▶ [Goal A]
Can you reproduce the article on the char type, starting with "When we declare" and going on through "long, long long).", but swap "variable" for "identifier"?

>> Begin Selected passage

When we declare a variable of type int and we don’t tell the compiler if it is supposed to be signed or unsigned it is signed by default:

signed int s_number;   // signed
unsigned int u_number; // unsigned
int number; // equivalent with signed int

This is true for all integer number types (short, int, long, long long).

But there is one exception: The char type!

The char Type is Special

According to the C Standard, it depends on the implementation if char is signed or unsigned. The standard also says that char doesn’t collapse into one of signed char or unsigned char but is considered its own type (although it is represented internally as signed or unsigned, of course).

But the most surprising thing to know about char is that it is not guaranteed to be 8 bits. That means the C Standard does not guarantee a byte to be 8 bits. There are some very old architectures where char is 9 bits wide for example.

Fortunately for us, basically all architectures in use today have bytes that are 8 bits wide. Still, a program that assumes char to be 8 bits wide will not be portable to every platform where a C compiler is available.

Ask the Compiler

The characteristics of the char type (as well as all other types) are exposed in the standard header file limits.h. Therefore we can write a simple C program to find out how char is implemented on our platform:

#include <stdio.h>
#include <limits.h>

int main(void)
{
    printf("char bits:         %d\n", CHAR_BIT);
    printf("char is:           %s\n", CHAR_MIN < 0 ? "signed" : "unsigned");
    printf("signed char min:   %d\n", SCHAR_MIN);
    printf("signed char max:   %d\n", SCHAR_MAX);
    printf("unsigned char min: 0\n");
    printf("unsigned char max: %d\n", UCHAR_MAX);

    return 0;
}

>> End Selected passage
>> Begin Source material

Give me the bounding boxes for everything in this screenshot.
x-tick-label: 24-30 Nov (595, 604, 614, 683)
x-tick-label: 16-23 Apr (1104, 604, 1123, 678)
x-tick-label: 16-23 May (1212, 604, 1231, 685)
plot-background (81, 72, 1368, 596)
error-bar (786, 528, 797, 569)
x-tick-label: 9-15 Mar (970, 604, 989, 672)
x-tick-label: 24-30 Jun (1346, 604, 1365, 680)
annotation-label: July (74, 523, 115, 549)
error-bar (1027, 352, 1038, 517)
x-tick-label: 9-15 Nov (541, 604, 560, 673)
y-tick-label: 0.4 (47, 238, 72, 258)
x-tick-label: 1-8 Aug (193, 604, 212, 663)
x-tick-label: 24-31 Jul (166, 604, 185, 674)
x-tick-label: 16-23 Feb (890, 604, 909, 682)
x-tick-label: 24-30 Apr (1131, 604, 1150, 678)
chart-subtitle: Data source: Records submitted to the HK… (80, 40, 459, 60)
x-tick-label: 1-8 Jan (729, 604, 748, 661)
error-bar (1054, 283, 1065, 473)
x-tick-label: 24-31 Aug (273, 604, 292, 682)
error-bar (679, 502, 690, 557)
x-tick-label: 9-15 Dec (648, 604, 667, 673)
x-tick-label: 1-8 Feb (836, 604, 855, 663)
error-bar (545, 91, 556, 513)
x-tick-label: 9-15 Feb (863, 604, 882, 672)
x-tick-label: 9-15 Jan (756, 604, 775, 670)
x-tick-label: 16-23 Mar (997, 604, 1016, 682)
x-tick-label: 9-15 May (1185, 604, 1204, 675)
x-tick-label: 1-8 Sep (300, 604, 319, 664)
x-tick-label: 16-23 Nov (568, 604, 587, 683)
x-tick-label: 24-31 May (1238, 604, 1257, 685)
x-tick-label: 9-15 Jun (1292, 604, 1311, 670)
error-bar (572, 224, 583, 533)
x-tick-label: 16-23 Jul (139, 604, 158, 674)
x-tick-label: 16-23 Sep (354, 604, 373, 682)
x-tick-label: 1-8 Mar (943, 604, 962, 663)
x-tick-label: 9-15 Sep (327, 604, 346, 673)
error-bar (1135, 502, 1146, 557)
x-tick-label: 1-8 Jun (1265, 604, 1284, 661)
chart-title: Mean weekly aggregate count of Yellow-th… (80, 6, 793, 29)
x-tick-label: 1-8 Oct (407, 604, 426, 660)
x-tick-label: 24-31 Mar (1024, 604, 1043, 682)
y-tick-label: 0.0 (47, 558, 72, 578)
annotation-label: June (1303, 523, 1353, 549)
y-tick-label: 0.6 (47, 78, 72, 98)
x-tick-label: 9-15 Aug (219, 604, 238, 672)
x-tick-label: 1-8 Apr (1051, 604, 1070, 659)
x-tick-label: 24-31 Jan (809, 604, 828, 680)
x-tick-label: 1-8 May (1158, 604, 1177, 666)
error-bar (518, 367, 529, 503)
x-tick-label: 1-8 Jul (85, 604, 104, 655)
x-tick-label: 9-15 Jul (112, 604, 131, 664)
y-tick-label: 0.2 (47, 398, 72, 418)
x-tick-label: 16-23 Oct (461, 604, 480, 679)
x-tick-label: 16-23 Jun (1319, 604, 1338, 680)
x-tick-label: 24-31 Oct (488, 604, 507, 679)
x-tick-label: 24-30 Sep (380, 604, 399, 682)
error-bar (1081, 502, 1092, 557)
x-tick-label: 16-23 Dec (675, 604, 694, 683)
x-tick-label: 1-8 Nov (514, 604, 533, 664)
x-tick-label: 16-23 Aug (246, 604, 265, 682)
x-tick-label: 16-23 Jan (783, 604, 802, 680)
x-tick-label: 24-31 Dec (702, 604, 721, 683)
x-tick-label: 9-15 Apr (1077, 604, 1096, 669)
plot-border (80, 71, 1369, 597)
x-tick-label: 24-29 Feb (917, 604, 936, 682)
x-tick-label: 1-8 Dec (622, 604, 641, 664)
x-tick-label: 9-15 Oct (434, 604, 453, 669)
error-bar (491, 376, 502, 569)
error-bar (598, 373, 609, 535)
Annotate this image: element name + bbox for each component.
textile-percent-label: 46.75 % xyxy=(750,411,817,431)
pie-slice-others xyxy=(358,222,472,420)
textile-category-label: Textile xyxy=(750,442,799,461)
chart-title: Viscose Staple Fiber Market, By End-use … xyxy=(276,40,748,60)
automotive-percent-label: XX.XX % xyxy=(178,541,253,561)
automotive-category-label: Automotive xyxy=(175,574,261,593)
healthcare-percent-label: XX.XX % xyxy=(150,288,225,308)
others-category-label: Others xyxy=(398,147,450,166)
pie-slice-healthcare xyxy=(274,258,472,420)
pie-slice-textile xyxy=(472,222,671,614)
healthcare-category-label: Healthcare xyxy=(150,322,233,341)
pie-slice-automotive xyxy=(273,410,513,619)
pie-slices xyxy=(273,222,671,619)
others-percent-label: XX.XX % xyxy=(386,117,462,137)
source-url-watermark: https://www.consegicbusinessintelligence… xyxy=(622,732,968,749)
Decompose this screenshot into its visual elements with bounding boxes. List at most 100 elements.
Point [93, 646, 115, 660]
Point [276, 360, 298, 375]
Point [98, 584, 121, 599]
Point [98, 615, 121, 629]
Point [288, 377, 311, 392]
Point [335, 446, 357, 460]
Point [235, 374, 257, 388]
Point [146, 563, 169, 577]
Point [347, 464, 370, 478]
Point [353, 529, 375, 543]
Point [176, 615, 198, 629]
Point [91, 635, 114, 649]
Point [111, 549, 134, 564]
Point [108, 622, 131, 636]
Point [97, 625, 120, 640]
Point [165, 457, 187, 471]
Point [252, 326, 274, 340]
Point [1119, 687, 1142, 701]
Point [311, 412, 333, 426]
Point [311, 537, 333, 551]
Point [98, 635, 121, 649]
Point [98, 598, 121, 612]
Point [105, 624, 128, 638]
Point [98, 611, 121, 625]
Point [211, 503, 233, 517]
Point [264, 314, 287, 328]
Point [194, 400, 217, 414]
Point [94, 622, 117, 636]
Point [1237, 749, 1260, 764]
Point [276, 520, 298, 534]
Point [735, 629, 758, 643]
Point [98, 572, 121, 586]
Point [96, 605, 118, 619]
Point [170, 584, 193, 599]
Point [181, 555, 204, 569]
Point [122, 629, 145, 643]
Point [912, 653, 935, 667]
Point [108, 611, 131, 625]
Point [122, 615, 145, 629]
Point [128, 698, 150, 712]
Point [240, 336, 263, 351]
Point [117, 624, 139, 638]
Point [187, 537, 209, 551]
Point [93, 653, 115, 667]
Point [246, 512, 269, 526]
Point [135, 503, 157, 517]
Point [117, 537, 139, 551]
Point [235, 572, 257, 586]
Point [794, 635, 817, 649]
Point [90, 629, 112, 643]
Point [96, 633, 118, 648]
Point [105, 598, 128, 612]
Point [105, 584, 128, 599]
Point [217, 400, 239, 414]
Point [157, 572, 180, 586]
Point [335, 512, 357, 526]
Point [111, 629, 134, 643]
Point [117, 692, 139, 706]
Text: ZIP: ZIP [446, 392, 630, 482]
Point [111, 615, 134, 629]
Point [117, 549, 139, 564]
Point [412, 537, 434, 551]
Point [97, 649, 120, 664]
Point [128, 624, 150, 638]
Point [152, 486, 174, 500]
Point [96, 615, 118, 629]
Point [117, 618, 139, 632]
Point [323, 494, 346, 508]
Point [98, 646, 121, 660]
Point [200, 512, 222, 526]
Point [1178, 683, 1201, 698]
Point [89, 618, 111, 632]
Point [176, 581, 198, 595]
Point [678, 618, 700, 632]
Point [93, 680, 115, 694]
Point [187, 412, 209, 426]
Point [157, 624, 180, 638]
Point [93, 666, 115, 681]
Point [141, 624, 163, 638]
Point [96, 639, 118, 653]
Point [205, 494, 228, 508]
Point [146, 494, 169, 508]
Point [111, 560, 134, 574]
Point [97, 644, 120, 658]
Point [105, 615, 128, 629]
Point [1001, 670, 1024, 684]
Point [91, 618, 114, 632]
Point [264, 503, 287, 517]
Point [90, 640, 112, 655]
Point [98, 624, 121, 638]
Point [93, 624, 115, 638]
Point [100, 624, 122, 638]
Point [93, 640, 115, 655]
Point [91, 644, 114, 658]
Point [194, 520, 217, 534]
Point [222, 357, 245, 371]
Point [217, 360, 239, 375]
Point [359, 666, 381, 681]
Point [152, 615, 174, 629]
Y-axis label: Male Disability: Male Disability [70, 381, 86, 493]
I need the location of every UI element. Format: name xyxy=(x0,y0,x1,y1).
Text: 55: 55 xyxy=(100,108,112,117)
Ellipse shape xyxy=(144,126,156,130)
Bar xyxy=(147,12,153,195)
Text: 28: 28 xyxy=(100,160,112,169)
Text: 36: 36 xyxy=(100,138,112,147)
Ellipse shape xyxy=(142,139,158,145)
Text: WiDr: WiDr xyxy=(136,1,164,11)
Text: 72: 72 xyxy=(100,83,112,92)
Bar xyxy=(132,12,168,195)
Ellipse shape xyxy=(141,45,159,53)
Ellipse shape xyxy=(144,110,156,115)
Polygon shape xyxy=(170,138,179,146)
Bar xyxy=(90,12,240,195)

>> End Source material

▶ [Goal B]
How many lines of the records contain the string "category"? Reply with the number alone.

▶ [Reply A]
When we declare a identifier of type int and we don’t tell the compiler if it is supposed to be signed or unsigned it is signed by default:

signed int s_number;   // signed
unsigned int u_number; // unsigned
int number; // equivalent with signed int

This is true for all integer number types (short, int, long, long long).

▶ [Reply B]
4